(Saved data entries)
"""
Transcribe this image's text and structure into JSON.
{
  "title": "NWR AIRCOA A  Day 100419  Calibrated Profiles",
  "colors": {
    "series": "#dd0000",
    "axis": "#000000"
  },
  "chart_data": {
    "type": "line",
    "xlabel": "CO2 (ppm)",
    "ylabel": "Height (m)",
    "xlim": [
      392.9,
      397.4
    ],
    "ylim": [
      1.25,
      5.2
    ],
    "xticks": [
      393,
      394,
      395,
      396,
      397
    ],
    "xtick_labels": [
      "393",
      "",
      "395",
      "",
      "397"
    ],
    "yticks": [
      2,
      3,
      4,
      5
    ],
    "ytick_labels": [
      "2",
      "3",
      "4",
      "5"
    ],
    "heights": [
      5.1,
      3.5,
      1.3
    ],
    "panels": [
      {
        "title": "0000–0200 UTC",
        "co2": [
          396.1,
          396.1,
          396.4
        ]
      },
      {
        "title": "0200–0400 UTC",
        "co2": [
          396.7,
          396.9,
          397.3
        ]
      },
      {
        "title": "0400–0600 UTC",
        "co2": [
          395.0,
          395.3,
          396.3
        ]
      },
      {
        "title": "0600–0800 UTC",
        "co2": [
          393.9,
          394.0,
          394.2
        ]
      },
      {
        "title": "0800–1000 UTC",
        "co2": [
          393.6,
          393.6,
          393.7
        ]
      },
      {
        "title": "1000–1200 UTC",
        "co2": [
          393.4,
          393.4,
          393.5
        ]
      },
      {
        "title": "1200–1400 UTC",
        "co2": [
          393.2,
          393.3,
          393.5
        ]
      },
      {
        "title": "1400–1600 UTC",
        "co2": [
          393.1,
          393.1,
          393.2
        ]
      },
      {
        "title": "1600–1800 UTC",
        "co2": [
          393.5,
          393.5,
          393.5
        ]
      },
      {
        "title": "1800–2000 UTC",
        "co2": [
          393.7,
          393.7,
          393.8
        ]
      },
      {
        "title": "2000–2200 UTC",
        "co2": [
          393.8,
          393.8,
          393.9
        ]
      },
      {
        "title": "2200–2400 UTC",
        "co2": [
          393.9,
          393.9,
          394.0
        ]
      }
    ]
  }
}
"""
■ **Required task**:
Would you write down every record again, exactly?

■ **Result of this exercise**:
Transcribe this image's text and structure into JSON.
{
  "title": "NWR AIRCOA A  Day 100419  Calibrated Profiles",
  "colors": {
    "series": "#dd0000",
    "axis": "#000000"
  },
  "chart_data": {
    "type": "line",
    "xlabel": "CO2 (ppm)",
    "ylabel": "Height (m)",
    "xlim": [
      392.9,
      397.4
    ],
    "ylim": [
      1.25,
      5.2
    ],
    "xticks": [
      393,
      394,
      395,
      396,
      397
    ],
    "xtick_labels": [
      "393",
      "",
      "395",
      "",
      "397"
    ],
    "yticks": [
      2,
      3,
      4,
      5
    ],
    "ytick_labels": [
      "2",
      "3",
      "4",
      "5"
    ],
    "heights": [
      5.1,
      3.5,
      1.3
    ],
    "panels": [
      {
        "title": "0000–0200 UTC",
        "co2": [
          396.1,
          396.1,
          396.4
        ]
      },
      {
        "title": "0200–0400 UTC",
        "co2": [
          396.7,
          396.9,
          397.3
        ]
      },
      {
        "title": "0400–0600 UTC",
        "co2": [
          395.0,
          395.3,
          396.3
        ]
      },
      {
        "title": "0600–0800 UTC",
        "co2": [
          393.9,
          394.0,
          394.2
        ]
      },
      {
        "title": "0800–1000 UTC",
        "co2": [
          393.6,
          393.6,
          393.7
        ]
      },
      {
        "title": "1000–1200 UTC",
        "co2": [
          393.4,
          393.4,
          393.5
        ]
      },
      {
        "title": "1200–1400 UTC",
        "co2": [
          393.2,
          393.3,
          393.5
        ]
      },
      {
        "title": "1400–1600 UTC",
        "co2": [
          393.1,
          393.1,
          393.2
        ]
      },
      {
        "title": "1600–1800 UTC",
        "co2": [
          393.5,
          393.5,
          393.5
        ]
      },
      {
        "title": "1800–2000 UTC",
        "co2": [
          393.7,
          393.7,
          393.8
        ]
      },
      {
        "title": "2000–2200 UTC",
        "co2": [
          393.8,
          393.8,
          393.9
        ]
      },
      {
        "title": "2200–2400 UTC",
        "co2": [
          393.9,
          393.9,
          394.0
        ]
      }
    ]
  }
}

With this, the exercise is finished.